[Source data]
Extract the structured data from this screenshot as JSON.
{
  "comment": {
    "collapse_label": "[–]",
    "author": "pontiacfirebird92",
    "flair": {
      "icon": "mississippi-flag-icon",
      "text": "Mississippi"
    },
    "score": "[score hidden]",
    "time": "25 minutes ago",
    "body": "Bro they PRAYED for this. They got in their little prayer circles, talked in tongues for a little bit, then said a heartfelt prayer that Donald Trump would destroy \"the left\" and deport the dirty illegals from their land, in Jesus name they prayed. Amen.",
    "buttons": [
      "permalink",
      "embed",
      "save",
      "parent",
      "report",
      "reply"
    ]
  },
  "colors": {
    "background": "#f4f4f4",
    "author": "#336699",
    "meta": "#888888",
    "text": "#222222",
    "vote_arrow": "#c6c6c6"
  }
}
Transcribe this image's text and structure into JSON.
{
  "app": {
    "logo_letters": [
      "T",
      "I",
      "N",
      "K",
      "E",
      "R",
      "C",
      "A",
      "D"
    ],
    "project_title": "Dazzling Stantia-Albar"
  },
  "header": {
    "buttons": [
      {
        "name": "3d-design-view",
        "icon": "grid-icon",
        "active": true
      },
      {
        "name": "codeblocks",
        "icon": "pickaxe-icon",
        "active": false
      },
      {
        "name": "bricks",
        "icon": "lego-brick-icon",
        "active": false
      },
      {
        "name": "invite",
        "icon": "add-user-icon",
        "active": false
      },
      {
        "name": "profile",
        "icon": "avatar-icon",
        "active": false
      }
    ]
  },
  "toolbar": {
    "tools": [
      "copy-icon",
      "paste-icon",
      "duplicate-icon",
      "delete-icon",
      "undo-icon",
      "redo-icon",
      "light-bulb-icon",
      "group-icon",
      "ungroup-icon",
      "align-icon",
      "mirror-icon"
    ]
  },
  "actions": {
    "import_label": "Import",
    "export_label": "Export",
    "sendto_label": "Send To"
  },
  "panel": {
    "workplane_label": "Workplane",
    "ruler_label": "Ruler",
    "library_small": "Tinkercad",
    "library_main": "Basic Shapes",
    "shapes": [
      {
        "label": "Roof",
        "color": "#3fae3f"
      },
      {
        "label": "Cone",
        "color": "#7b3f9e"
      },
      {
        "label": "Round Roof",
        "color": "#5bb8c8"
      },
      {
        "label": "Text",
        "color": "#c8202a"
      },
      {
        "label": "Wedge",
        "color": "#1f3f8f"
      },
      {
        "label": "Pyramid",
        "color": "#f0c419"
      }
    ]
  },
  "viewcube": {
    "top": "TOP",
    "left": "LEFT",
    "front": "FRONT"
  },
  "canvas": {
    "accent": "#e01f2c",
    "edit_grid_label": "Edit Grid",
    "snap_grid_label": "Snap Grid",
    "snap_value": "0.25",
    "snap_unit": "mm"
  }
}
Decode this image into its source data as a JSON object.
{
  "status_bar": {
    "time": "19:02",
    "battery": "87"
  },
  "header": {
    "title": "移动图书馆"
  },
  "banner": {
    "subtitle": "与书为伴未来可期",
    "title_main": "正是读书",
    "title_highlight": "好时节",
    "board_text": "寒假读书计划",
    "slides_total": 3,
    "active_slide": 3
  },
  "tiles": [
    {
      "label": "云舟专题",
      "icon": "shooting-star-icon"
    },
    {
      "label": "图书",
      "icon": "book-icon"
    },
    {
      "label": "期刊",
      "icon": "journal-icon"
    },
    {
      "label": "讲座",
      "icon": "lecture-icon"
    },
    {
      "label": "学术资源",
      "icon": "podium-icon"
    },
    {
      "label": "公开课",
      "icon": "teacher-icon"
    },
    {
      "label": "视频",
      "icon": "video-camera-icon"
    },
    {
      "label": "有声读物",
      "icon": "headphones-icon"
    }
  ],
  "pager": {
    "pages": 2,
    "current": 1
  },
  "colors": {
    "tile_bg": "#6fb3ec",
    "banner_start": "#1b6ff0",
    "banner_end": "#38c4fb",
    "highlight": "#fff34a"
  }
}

_WHAT IS REQUIRED_
Extract the data in full. Keep it word for word.

_THE RESPONSE_
Extract the structured data from this screenshot as JSON.
{
  "comment": {
    "collapse_label": "[–]",
    "author": "pontiacfirebird92",
    "flair": {
      "icon": "mississippi-flag-icon",
      "text": "Mississippi"
    },
    "score": "[score hidden]",
    "time": "25 minutes ago",
    "body": "Bro they PRAYED for this. They got in their little prayer circles, talked in tongues for a little bit, then said a heartfelt prayer that Donald Trump would destroy \"the left\" and deport the dirty illegals from their land, in Jesus name they prayed. Amen.",
    "buttons": [
      "permalink",
      "embed",
      "save",
      "parent",
      "report",
      "reply"
    ]
  },
  "colors": {
    "background": "#f4f4f4",
    "author": "#336699",
    "meta": "#888888",
    "text": "#222222",
    "vote_arrow": "#c6c6c6"
  }
}
Transcribe this image's text and structure into JSON.
{
  "app": {
    "logo_letters": [
      "T",
      "I",
      "N",
      "K",
      "E",
      "R",
      "C",
      "A",
      "D"
    ],
    "project_title": "Dazzling Stantia-Albar"
  },
  "header": {
    "buttons": [
      {
        "name": "3d-design-view",
        "icon": "grid-icon",
        "active": true
      },
      {
        "name": "codeblocks",
        "icon": "pickaxe-icon",
        "active": false
      },
      {
        "name": "bricks",
        "icon": "lego-brick-icon",
        "active": false
      },
      {
        "name": "invite",
        "icon": "add-user-icon",
        "active": false
      },
      {
        "name": "profile",
        "icon": "avatar-icon",
        "active": false
      }
    ]
  },
  "toolbar": {
    "tools": [
      "copy-icon",
      "paste-icon",
      "duplicate-icon",
      "delete-icon",
      "undo-icon",
      "redo-icon",
      "light-bulb-icon",
      "group-icon",
      "ungroup-icon",
      "align-icon",
      "mirror-icon"
    ]
  },
  "actions": {
    "import_label": "Import",
    "export_label": "Export",
    "sendto_label": "Send To"
  },
  "panel": {
    "workplane_label": "Workplane",
    "ruler_label": "Ruler",
    "library_small": "Tinkercad",
    "library_main": "Basic Shapes",
    "shapes": [
      {
        "label": "Roof",
        "color": "#3fae3f"
      },
      {
        "label": "Cone",
        "color": "#7b3f9e"
      },
      {
        "label": "Round Roof",
        "color": "#5bb8c8"
      },
      {
        "label": "Text",
        "color": "#c8202a"
      },
      {
        "label": "Wedge",
        "color": "#1f3f8f"
      },
      {
        "label": "Pyramid",
        "color": "#f0c419"
      }
    ]
  },
  "viewcube": {
    "top": "TOP",
    "left": "LEFT",
    "front": "FRONT"
  },
  "canvas": {
    "accent": "#e01f2c",
    "edit_grid_label": "Edit Grid",
    "snap_grid_label": "Snap Grid",
    "snap_value": "0.25",
    "snap_unit": "mm"
  }
}
Decode this image into its source data as a JSON object.
{
  "status_bar": {
    "time": "19:02",
    "battery": "87"
  },
  "header": {
    "title": "移动图书馆"
  },
  "banner": {
    "subtitle": "与书为伴未来可期",
    "title_main": "正是读书",
    "title_highlight": "好时节",
    "board_text": "寒假读书计划",
    "slides_total": 3,
    "active_slide": 3
  },
  "tiles": [
    {
      "label": "云舟专题",
      "icon": "shooting-star-icon"
    },
    {
      "label": "图书",
      "icon": "book-icon"
    },
    {
      "label": "期刊",
      "icon": "journal-icon"
    },
    {
      "label": "讲座",
      "icon": "lecture-icon"
    },
    {
      "label": "学术资源",
      "icon": "podium-icon"
    },
    {
      "label": "公开课",
      "icon": "teacher-icon"
    },
    {
      "label": "视频",
      "icon": "video-camera-icon"
    },
    {
      "label": "有声读物",
      "icon": "headphones-icon"
    }
  ],
  "pager": {
    "pages": 2,
    "current": 1
  },
  "colors": {
    "tile_bg": "#6fb3ec",
    "banner_start": "#1b6ff0",
    "banner_end": "#38c4fb",
    "highlight": "#fff34a"
  }
}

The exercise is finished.